─── RECORD LIST ───

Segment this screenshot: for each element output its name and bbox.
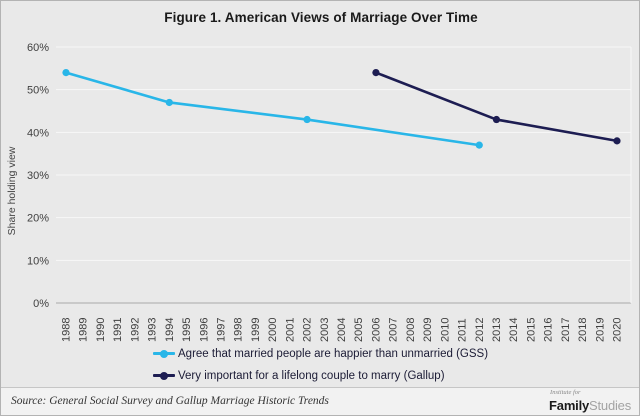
legend: Agree that married people are happier th… — [153, 346, 488, 390]
y-tick-label: 50% — [27, 85, 49, 97]
data-point — [62, 69, 70, 77]
x-tick-label: 2001 — [284, 318, 296, 342]
legend-label-gallup: Very important for a lifelong couple to … — [178, 369, 445, 382]
y-tick-label: 60% — [27, 42, 49, 54]
y-tick-label: 0% — [33, 298, 49, 310]
x-tick-label: 2018 — [577, 318, 589, 342]
x-tick-label: 2002 — [302, 318, 314, 342]
x-tick-label: 1990 — [95, 318, 107, 342]
x-tick-label: 2009 — [422, 318, 434, 342]
logo-institute-for: Institute for — [550, 389, 581, 396]
x-tick-label: 1988 — [61, 318, 73, 342]
x-tick-label: 1989 — [78, 318, 90, 342]
logo-wordmark: FamilyStudies — [549, 397, 631, 413]
x-tick-label: 2010 — [439, 318, 451, 342]
data-point — [303, 115, 311, 124]
gallup-line-marker-icon — [153, 371, 175, 380]
x-tick-label: 1999 — [250, 318, 262, 342]
x-tick-label: 1993 — [147, 318, 159, 342]
plot-area: 0% 10% 20% 30% 40% 50% 60% 1988 1989 1990 1991 1992… — [6, 42, 632, 342]
y-tick-label: 40% — [27, 127, 49, 139]
x-tick-label: 2013 — [491, 318, 503, 342]
x-tick-label: 2000 — [267, 318, 279, 342]
x-tick-label: 2004 — [336, 318, 348, 342]
x-tick-label: 2005 — [353, 318, 365, 342]
x-tick-label: 2006 — [370, 318, 382, 342]
x-tick-label: 1991 — [112, 318, 124, 342]
legend-item-gss: Agree that married people are happier th… — [153, 346, 488, 361]
x-tick-label: 1998 — [233, 318, 245, 342]
gss-series-line — [64, 71, 481, 147]
legend-label-gss: Agree that married people are happier th… — [178, 347, 489, 360]
data-point — [165, 98, 173, 107]
x-tick-label: 2014 — [508, 318, 520, 342]
x-tick-label: 1992 — [129, 318, 141, 342]
data-point — [372, 69, 380, 77]
x-tick-label: 2011 — [457, 318, 469, 342]
x-tick-label: 1997 — [215, 318, 227, 342]
source-note: Source: General Social Survey and Gallup… — [11, 395, 329, 407]
x-tick-label: 2003 — [319, 318, 331, 342]
chart-title: Figure 1. American Views of Marriage Ove… — [164, 10, 478, 25]
x-tick-label: 1994 — [164, 318, 176, 342]
x-tick-label: 2008 — [405, 318, 417, 342]
x-tick-label: 2007 — [388, 318, 400, 342]
x-tick-label: 2017 — [560, 318, 572, 342]
y-tick-label: 20% — [27, 213, 49, 225]
footer-bar: Source: General Social Survey and Gallup… — [1, 387, 639, 415]
data-point — [475, 141, 483, 149]
legend-item-gallup: Very important for a lifelong couple to … — [153, 368, 488, 383]
y-tick-label: 30% — [27, 170, 49, 182]
y-tick-label: 10% — [27, 255, 49, 267]
x-tick-label: 1996 — [198, 318, 210, 342]
y-axis-title: Share holding view — [6, 146, 18, 235]
x-tick-label: 2015 — [525, 318, 537, 342]
data-point — [492, 115, 501, 124]
x-tick-label: 2019 — [594, 318, 606, 342]
x-tick-label: 1995 — [181, 318, 193, 342]
x-tick-label: 2020 — [612, 318, 624, 342]
gallup-series-line — [374, 71, 619, 143]
data-point — [613, 137, 621, 145]
family-studies-logo: Institute for FamilyStudies — [549, 389, 631, 414]
gss-line-marker-icon — [153, 349, 175, 358]
x-tick-label: 2012 — [474, 318, 486, 342]
x-tick-label: 2016 — [543, 318, 555, 342]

───

(GOAL):
Copy all of the data above line for line, leaving out the pictures.

(TASK OUTPUT):
Segment this screenshot: for each element output its name and bbox.
legend: Agree that married people are happier th… — [153, 346, 488, 390]
y-tick-label: 50% — [27, 85, 49, 97]
data-point — [62, 69, 70, 77]
x-tick-label: 2001 — [284, 318, 296, 342]
legend-label-gallup: Very important for a lifelong couple to … — [178, 369, 445, 382]
y-tick-label: 60% — [27, 42, 49, 54]
y-tick-label: 0% — [33, 298, 49, 310]
x-tick-label: 2018 — [577, 318, 589, 342]
x-tick-label: 2002 — [302, 318, 314, 342]
x-tick-label: 1990 — [95, 318, 107, 342]
x-tick-label: 2009 — [422, 318, 434, 342]
logo-institute-for: Institute for — [550, 389, 581, 396]
x-tick-label: 1988 — [61, 318, 73, 342]
x-tick-label: 1989 — [78, 318, 90, 342]
logo-wordmark: FamilyStudies — [549, 397, 631, 413]
x-tick-label: 2010 — [439, 318, 451, 342]
data-point — [303, 115, 311, 124]
gallup-line-marker-icon — [153, 371, 175, 380]
x-tick-label: 1999 — [250, 318, 262, 342]
x-tick-label: 1993 — [147, 318, 159, 342]
plot-area: 0% 10% 20% 30% 40% 50% 60% 1988 1989 1990 1991 1992… — [6, 42, 632, 342]
y-tick-label: 40% — [27, 127, 49, 139]
x-tick-label: 2013 — [491, 318, 503, 342]
x-tick-label: 2000 — [267, 318, 279, 342]
x-tick-label: 2004 — [336, 318, 348, 342]
x-tick-label: 2005 — [353, 318, 365, 342]
x-tick-label: 2006 — [370, 318, 382, 342]
x-tick-label: 1991 — [112, 318, 124, 342]
legend-item-gss: Agree that married people are happier th… — [153, 346, 488, 361]
x-tick-label: 1998 — [233, 318, 245, 342]
gss-series-line — [64, 71, 481, 147]
legend-label-gss: Agree that married people are happier th… — [178, 347, 489, 360]
data-point — [165, 98, 173, 107]
x-tick-label: 2014 — [508, 318, 520, 342]
x-tick-label: 1992 — [129, 318, 141, 342]
data-point — [372, 69, 380, 77]
x-tick-label: 2011 — [457, 318, 469, 342]
x-tick-label: 1997 — [215, 318, 227, 342]
source-note: Source: General Social Survey and Gallup… — [11, 395, 329, 407]
x-tick-label: 2003 — [319, 318, 331, 342]
chart-title: Figure 1. American Views of Marriage Ove… — [164, 10, 478, 25]
x-tick-label: 1994 — [164, 318, 176, 342]
x-tick-label: 2008 — [405, 318, 417, 342]
x-tick-label: 2007 — [388, 318, 400, 342]
x-tick-label: 2017 — [560, 318, 572, 342]
y-tick-label: 20% — [27, 213, 49, 225]
footer-bar: Source: General Social Survey and Gallup… — [1, 387, 639, 415]
data-point — [475, 141, 483, 149]
legend-item-gallup: Very important for a lifelong couple to … — [153, 368, 488, 383]
y-tick-label: 30% — [27, 170, 49, 182]
y-tick-label: 10% — [27, 255, 49, 267]
x-tick-label: 1996 — [198, 318, 210, 342]
y-axis-title: Share holding view — [6, 146, 18, 235]
x-tick-label: 2015 — [525, 318, 537, 342]
data-point — [492, 115, 501, 124]
x-tick-label: 2019 — [594, 318, 606, 342]
x-tick-label: 1995 — [181, 318, 193, 342]
x-tick-label: 2020 — [612, 318, 624, 342]
gallup-series-line — [374, 71, 619, 143]
data-point — [613, 137, 621, 145]
family-studies-logo: Institute for FamilyStudies — [549, 389, 631, 414]
gss-line-marker-icon — [153, 349, 175, 358]
x-tick-label: 2012 — [474, 318, 486, 342]
x-tick-label: 2016 — [543, 318, 555, 342]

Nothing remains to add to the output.